### Saved entries
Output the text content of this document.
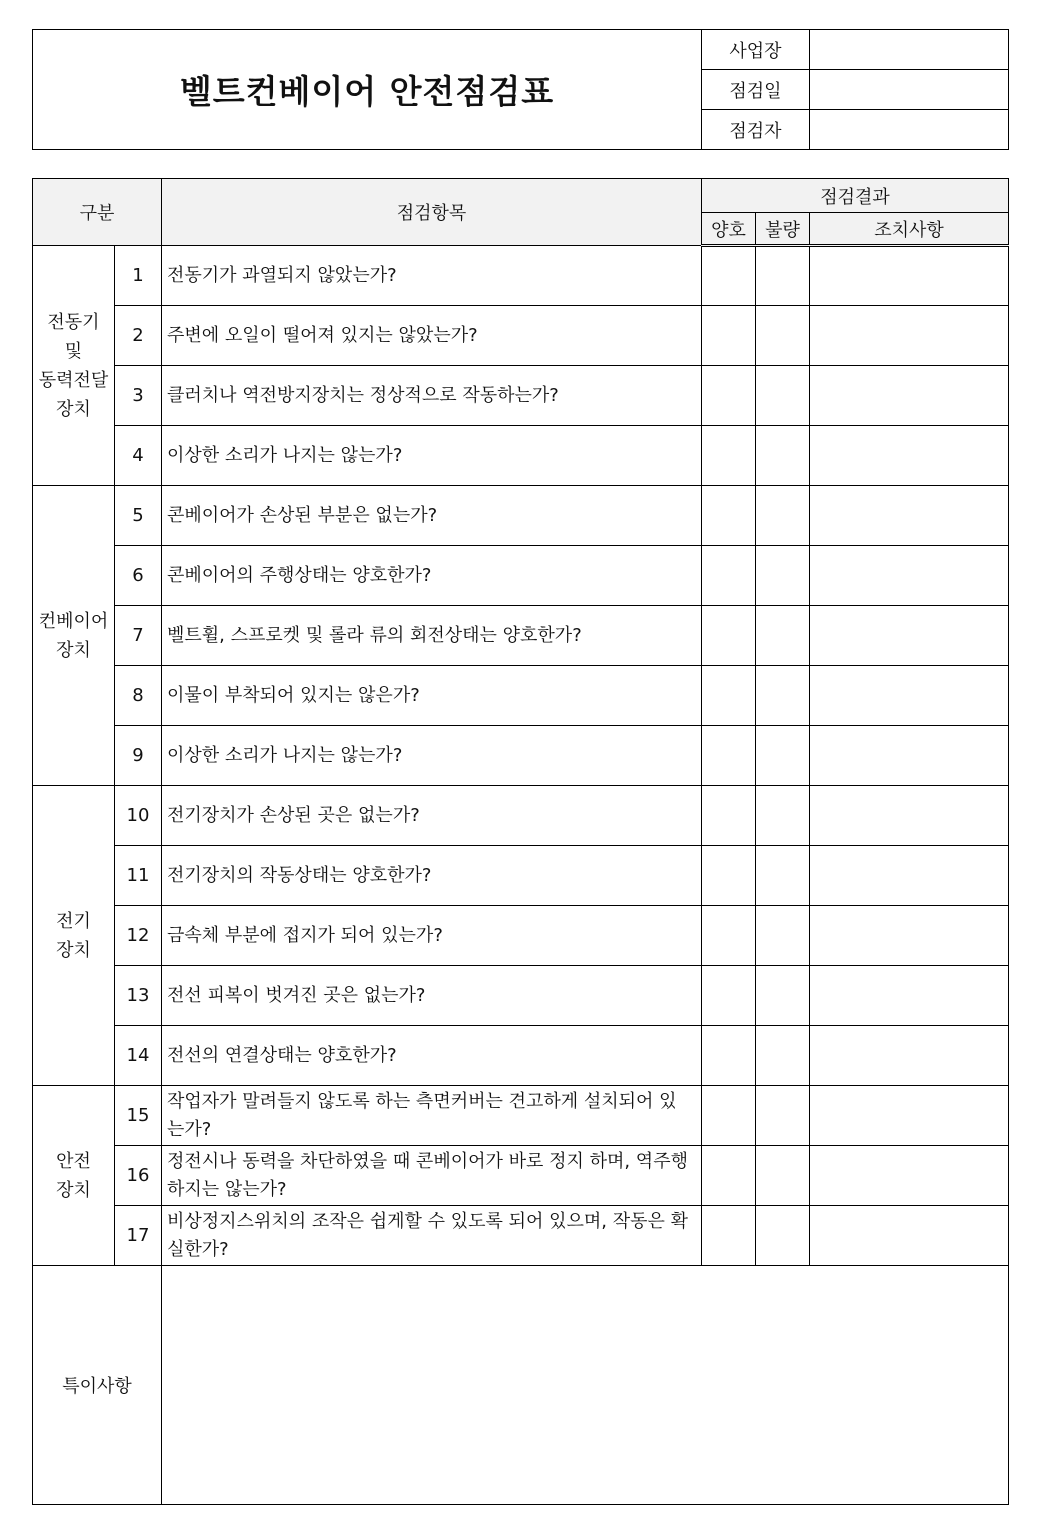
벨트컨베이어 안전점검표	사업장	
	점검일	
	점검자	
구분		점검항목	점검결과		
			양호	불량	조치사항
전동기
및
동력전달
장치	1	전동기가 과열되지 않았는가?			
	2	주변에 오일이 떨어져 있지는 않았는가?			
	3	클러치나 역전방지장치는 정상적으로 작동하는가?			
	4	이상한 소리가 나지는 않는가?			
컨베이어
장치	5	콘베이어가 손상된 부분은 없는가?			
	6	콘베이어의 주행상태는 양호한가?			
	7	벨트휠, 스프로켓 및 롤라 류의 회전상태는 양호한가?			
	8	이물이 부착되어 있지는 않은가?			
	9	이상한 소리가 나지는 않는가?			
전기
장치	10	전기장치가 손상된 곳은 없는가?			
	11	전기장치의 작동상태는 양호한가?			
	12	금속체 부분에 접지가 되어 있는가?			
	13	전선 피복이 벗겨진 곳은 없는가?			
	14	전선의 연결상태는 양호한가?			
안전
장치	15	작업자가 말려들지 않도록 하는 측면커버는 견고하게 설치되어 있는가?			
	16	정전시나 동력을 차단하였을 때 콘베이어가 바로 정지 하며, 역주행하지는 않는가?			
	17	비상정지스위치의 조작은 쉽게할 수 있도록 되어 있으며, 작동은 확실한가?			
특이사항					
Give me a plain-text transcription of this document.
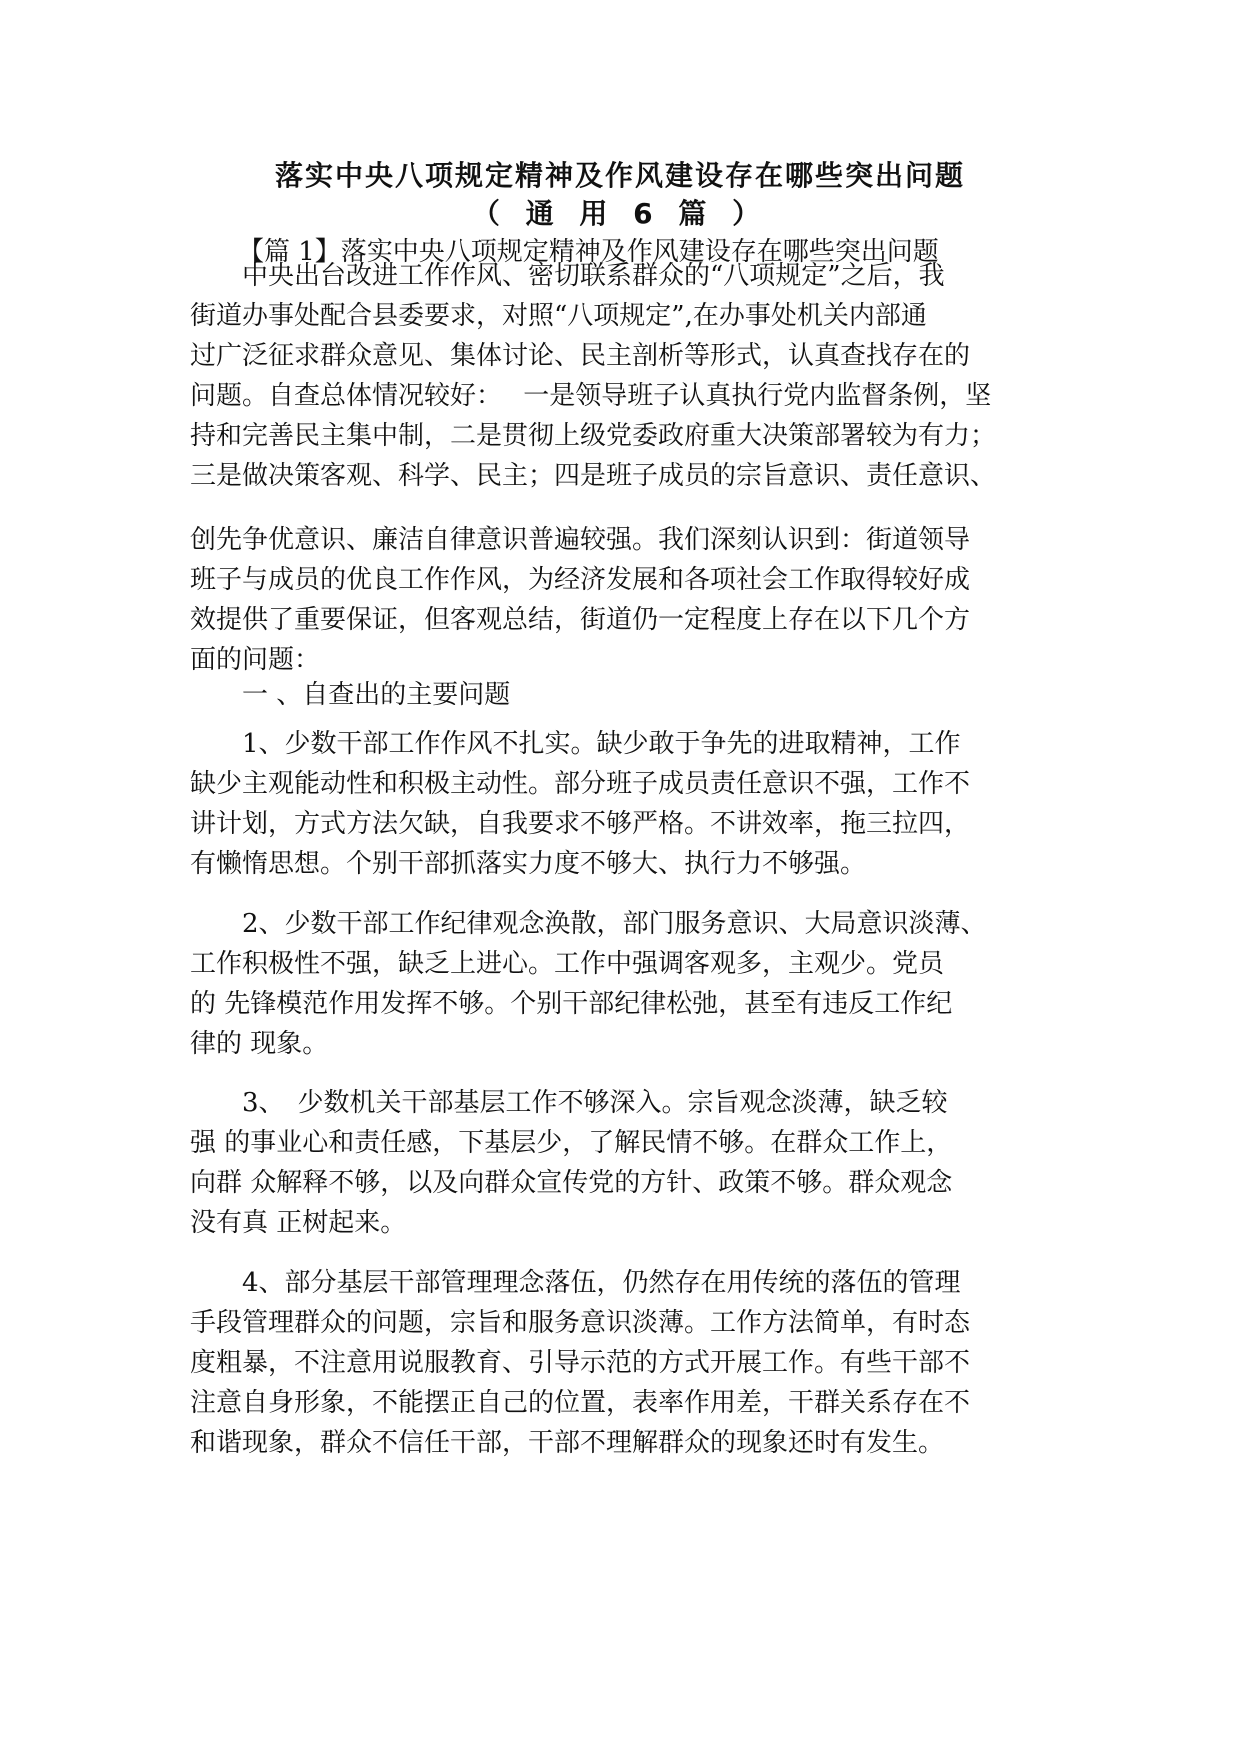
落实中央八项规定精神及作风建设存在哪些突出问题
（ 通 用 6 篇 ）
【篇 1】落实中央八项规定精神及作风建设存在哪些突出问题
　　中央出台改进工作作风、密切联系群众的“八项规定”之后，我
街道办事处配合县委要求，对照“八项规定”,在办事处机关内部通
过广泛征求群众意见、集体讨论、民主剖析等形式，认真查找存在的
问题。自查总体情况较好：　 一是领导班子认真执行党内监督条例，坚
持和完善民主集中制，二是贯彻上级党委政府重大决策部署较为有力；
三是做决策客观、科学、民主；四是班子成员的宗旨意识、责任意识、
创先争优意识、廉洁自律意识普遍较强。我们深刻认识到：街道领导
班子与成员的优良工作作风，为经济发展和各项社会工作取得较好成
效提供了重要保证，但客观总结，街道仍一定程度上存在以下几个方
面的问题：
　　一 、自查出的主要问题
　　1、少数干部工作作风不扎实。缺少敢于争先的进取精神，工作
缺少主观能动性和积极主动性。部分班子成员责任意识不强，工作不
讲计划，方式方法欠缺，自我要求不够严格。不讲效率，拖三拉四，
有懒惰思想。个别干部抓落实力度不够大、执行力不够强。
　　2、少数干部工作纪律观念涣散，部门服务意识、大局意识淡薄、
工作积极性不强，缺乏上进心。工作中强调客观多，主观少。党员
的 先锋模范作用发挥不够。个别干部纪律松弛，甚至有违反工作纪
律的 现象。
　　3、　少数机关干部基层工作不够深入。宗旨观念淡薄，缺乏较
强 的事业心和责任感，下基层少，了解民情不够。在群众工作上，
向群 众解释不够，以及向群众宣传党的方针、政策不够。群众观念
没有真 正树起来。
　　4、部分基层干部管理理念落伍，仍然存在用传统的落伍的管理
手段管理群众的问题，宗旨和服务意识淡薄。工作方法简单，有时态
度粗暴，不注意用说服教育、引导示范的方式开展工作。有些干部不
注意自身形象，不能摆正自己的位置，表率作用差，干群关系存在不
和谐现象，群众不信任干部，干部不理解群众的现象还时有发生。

### TASK TO CARRY OUT
Write out each line of the data exactly; the images should be left out.

### OUTPUT BELOW
Output the text content of this document.
벨트컨베이어 안전점검표	사업장	
	점검일	
	점검자	
구분		점검항목	점검결과		
			양호	불량	조치사항
전동기
및
동력전달
장치	1	전동기가 과열되지 않았는가?			
	2	주변에 오일이 떨어져 있지는 않았는가?			
	3	클러치나 역전방지장치는 정상적으로 작동하는가?			
	4	이상한 소리가 나지는 않는가?			
컨베이어
장치	5	콘베이어가 손상된 부분은 없는가?			
	6	콘베이어의 주행상태는 양호한가?			
	7	벨트휠, 스프로켓 및 롤라 류의 회전상태는 양호한가?			
	8	이물이 부착되어 있지는 않은가?			
	9	이상한 소리가 나지는 않는가?			
전기
장치	10	전기장치가 손상된 곳은 없는가?			
	11	전기장치의 작동상태는 양호한가?			
	12	금속체 부분에 접지가 되어 있는가?			
	13	전선 피복이 벗겨진 곳은 없는가?			
	14	전선의 연결상태는 양호한가?			
안전
장치	15	작업자가 말려들지 않도록 하는 측면커버는 견고하게 설치되어 있는가?			
	16	정전시나 동력을 차단하였을 때 콘베이어가 바로 정지 하며, 역주행하지는 않는가?			
	17	비상정지스위치의 조작은 쉽게할 수 있도록 되어 있으며, 작동은 확실한가?			
특이사항					
Give me a plain-text transcription of this document.
落实中央八项规定精神及作风建设存在哪些突出问题
（ 通 用 6 篇 ）
【篇 1】落实中央八项规定精神及作风建设存在哪些突出问题
　　中央出台改进工作作风、密切联系群众的“八项规定”之后，我
街道办事处配合县委要求，对照“八项规定”,在办事处机关内部通
过广泛征求群众意见、集体讨论、民主剖析等形式，认真查找存在的
问题。自查总体情况较好：　 一是领导班子认真执行党内监督条例，坚
持和完善民主集中制，二是贯彻上级党委政府重大决策部署较为有力；
三是做决策客观、科学、民主；四是班子成员的宗旨意识、责任意识、
创先争优意识、廉洁自律意识普遍较强。我们深刻认识到：街道领导
班子与成员的优良工作作风，为经济发展和各项社会工作取得较好成
效提供了重要保证，但客观总结，街道仍一定程度上存在以下几个方
面的问题：
　　一 、自查出的主要问题
　　1、少数干部工作作风不扎实。缺少敢于争先的进取精神，工作
缺少主观能动性和积极主动性。部分班子成员责任意识不强，工作不
讲计划，方式方法欠缺，自我要求不够严格。不讲效率，拖三拉四，
有懒惰思想。个别干部抓落实力度不够大、执行力不够强。
　　2、少数干部工作纪律观念涣散，部门服务意识、大局意识淡薄、
工作积极性不强，缺乏上进心。工作中强调客观多，主观少。党员
的 先锋模范作用发挥不够。个别干部纪律松弛，甚至有违反工作纪
律的 现象。
　　3、　少数机关干部基层工作不够深入。宗旨观念淡薄，缺乏较
强 的事业心和责任感，下基层少，了解民情不够。在群众工作上，
向群 众解释不够，以及向群众宣传党的方针、政策不够。群众观念
没有真 正树起来。
　　4、部分基层干部管理理念落伍，仍然存在用传统的落伍的管理
手段管理群众的问题，宗旨和服务意识淡薄。工作方法简单，有时态
度粗暴，不注意用说服教育、引导示范的方式开展工作。有些干部不
注意自身形象，不能摆正自己的位置，表率作用差，干群关系存在不
和谐现象，群众不信任干部，干部不理解群众的现象还时有发生。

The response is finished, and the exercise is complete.